Chart and figure data
━━━━━━━━━━━━━━━━━━━━━━━━━━━━━━

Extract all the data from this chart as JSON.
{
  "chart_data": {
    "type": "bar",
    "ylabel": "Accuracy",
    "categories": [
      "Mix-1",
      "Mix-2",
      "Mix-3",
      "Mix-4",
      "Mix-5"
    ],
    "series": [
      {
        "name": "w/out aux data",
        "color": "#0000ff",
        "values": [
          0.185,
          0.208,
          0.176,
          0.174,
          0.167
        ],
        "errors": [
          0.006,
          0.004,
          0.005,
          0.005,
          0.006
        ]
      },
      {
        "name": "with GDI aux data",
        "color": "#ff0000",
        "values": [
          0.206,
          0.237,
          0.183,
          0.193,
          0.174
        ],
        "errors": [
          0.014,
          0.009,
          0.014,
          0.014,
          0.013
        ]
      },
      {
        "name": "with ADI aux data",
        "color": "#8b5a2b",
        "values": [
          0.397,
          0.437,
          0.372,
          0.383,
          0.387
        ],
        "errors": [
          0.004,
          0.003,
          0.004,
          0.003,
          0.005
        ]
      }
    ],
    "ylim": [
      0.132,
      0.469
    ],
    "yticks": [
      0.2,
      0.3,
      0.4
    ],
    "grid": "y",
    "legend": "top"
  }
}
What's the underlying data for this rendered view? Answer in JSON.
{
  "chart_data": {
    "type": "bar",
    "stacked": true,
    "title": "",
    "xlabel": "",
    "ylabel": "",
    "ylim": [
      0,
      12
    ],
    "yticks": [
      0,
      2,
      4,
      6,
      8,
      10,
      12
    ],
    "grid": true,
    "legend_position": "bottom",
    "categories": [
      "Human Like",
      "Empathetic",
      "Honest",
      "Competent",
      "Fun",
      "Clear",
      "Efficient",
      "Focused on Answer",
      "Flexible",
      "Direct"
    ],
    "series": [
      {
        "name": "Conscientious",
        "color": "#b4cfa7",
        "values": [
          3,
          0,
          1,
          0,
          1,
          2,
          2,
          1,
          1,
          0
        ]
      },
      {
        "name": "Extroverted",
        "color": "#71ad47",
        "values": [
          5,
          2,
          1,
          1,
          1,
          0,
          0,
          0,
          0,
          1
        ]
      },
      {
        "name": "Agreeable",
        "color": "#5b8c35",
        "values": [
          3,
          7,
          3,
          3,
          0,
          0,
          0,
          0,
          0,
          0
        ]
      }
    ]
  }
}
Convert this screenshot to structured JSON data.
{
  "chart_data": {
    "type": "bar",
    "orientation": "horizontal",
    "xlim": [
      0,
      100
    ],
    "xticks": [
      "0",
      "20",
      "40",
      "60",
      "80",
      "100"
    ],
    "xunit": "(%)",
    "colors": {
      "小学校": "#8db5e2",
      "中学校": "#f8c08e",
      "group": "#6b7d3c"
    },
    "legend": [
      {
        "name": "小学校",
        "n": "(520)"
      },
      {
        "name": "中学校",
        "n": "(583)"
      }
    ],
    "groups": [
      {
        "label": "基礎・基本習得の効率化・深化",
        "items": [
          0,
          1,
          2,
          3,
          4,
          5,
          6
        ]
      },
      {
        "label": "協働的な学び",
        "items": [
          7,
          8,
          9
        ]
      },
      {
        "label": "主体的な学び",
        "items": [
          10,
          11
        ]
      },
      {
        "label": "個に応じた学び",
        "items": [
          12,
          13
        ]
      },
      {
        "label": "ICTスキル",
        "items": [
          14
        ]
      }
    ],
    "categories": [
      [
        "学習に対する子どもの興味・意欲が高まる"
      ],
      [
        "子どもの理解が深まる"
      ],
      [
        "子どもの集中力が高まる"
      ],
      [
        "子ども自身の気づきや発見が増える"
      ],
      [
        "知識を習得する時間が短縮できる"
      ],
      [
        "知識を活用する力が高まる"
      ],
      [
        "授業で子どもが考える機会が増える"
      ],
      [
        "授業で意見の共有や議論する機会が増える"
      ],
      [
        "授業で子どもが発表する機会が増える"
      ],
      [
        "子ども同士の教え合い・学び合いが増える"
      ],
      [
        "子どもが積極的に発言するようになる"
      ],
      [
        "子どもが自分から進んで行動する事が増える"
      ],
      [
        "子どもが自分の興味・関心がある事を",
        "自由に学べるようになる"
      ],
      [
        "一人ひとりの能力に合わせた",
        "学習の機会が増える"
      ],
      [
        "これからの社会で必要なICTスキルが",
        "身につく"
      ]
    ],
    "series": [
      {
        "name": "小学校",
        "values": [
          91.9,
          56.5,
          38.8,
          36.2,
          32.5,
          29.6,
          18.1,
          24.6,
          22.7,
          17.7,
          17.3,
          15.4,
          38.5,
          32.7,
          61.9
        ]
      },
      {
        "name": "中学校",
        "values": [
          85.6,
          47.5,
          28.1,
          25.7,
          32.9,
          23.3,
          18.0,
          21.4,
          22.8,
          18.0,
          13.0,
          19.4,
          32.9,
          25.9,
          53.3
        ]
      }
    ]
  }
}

━━━━━━━━━━━━━━━━━━━━━━━━━━━━━━

# TASK OBJECTIVE
Print all of the entries exactly as they are written.

# WORKED SOLUTION
Extract all the data from this chart as JSON.
{
  "chart_data": {
    "type": "bar",
    "ylabel": "Accuracy",
    "categories": [
      "Mix-1",
      "Mix-2",
      "Mix-3",
      "Mix-4",
      "Mix-5"
    ],
    "series": [
      {
        "name": "w/out aux data",
        "color": "#0000ff",
        "values": [
          0.185,
          0.208,
          0.176,
          0.174,
          0.167
        ],
        "errors": [
          0.006,
          0.004,
          0.005,
          0.005,
          0.006
        ]
      },
      {
        "name": "with GDI aux data",
        "color": "#ff0000",
        "values": [
          0.206,
          0.237,
          0.183,
          0.193,
          0.174
        ],
        "errors": [
          0.014,
          0.009,
          0.014,
          0.014,
          0.013
        ]
      },
      {
        "name": "with ADI aux data",
        "color": "#8b5a2b",
        "values": [
          0.397,
          0.437,
          0.372,
          0.383,
          0.387
        ],
        "errors": [
          0.004,
          0.003,
          0.004,
          0.003,
          0.005
        ]
      }
    ],
    "ylim": [
      0.132,
      0.469
    ],
    "yticks": [
      0.2,
      0.3,
      0.4
    ],
    "grid": "y",
    "legend": "top"
  }
}
What's the underlying data for this rendered view? Answer in JSON.
{
  "chart_data": {
    "type": "bar",
    "stacked": true,
    "title": "",
    "xlabel": "",
    "ylabel": "",
    "ylim": [
      0,
      12
    ],
    "yticks": [
      0,
      2,
      4,
      6,
      8,
      10,
      12
    ],
    "grid": true,
    "legend_position": "bottom",
    "categories": [
      "Human Like",
      "Empathetic",
      "Honest",
      "Competent",
      "Fun",
      "Clear",
      "Efficient",
      "Focused on Answer",
      "Flexible",
      "Direct"
    ],
    "series": [
      {
        "name": "Conscientious",
        "color": "#b4cfa7",
        "values": [
          3,
          0,
          1,
          0,
          1,
          2,
          2,
          1,
          1,
          0
        ]
      },
      {
        "name": "Extroverted",
        "color": "#71ad47",
        "values": [
          5,
          2,
          1,
          1,
          1,
          0,
          0,
          0,
          0,
          1
        ]
      },
      {
        "name": "Agreeable",
        "color": "#5b8c35",
        "values": [
          3,
          7,
          3,
          3,
          0,
          0,
          0,
          0,
          0,
          0
        ]
      }
    ]
  }
}
Convert this screenshot to structured JSON data.
{
  "chart_data": {
    "type": "bar",
    "orientation": "horizontal",
    "xlim": [
      0,
      100
    ],
    "xticks": [
      "0",
      "20",
      "40",
      "60",
      "80",
      "100"
    ],
    "xunit": "(%)",
    "colors": {
      "小学校": "#8db5e2",
      "中学校": "#f8c08e",
      "group": "#6b7d3c"
    },
    "legend": [
      {
        "name": "小学校",
        "n": "(520)"
      },
      {
        "name": "中学校",
        "n": "(583)"
      }
    ],
    "groups": [
      {
        "label": "基礎・基本習得の効率化・深化",
        "items": [
          0,
          1,
          2,
          3,
          4,
          5,
          6
        ]
      },
      {
        "label": "協働的な学び",
        "items": [
          7,
          8,
          9
        ]
      },
      {
        "label": "主体的な学び",
        "items": [
          10,
          11
        ]
      },
      {
        "label": "個に応じた学び",
        "items": [
          12,
          13
        ]
      },
      {
        "label": "ICTスキル",
        "items": [
          14
        ]
      }
    ],
    "categories": [
      [
        "学習に対する子どもの興味・意欲が高まる"
      ],
      [
        "子どもの理解が深まる"
      ],
      [
        "子どもの集中力が高まる"
      ],
      [
        "子ども自身の気づきや発見が増える"
      ],
      [
        "知識を習得する時間が短縮できる"
      ],
      [
        "知識を活用する力が高まる"
      ],
      [
        "授業で子どもが考える機会が増える"
      ],
      [
        "授業で意見の共有や議論する機会が増える"
      ],
      [
        "授業で子どもが発表する機会が増える"
      ],
      [
        "子ども同士の教え合い・学び合いが増える"
      ],
      [
        "子どもが積極的に発言するようになる"
      ],
      [
        "子どもが自分から進んで行動する事が増える"
      ],
      [
        "子どもが自分の興味・関心がある事を",
        "自由に学べるようになる"
      ],
      [
        "一人ひとりの能力に合わせた",
        "学習の機会が増える"
      ],
      [
        "これからの社会で必要なICTスキルが",
        "身につく"
      ]
    ],
    "series": [
      {
        "name": "小学校",
        "values": [
          91.9,
          56.5,
          38.8,
          36.2,
          32.5,
          29.6,
          18.1,
          24.6,
          22.7,
          17.7,
          17.3,
          15.4,
          38.5,
          32.7,
          61.9
        ]
      },
      {
        "name": "中学校",
        "values": [
          85.6,
          47.5,
          28.1,
          25.7,
          32.9,
          23.3,
          18.0,
          21.4,
          22.8,
          18.0,
          13.0,
          19.4,
          32.9,
          25.9,
          53.3
        ]
      }
    ]
  }
}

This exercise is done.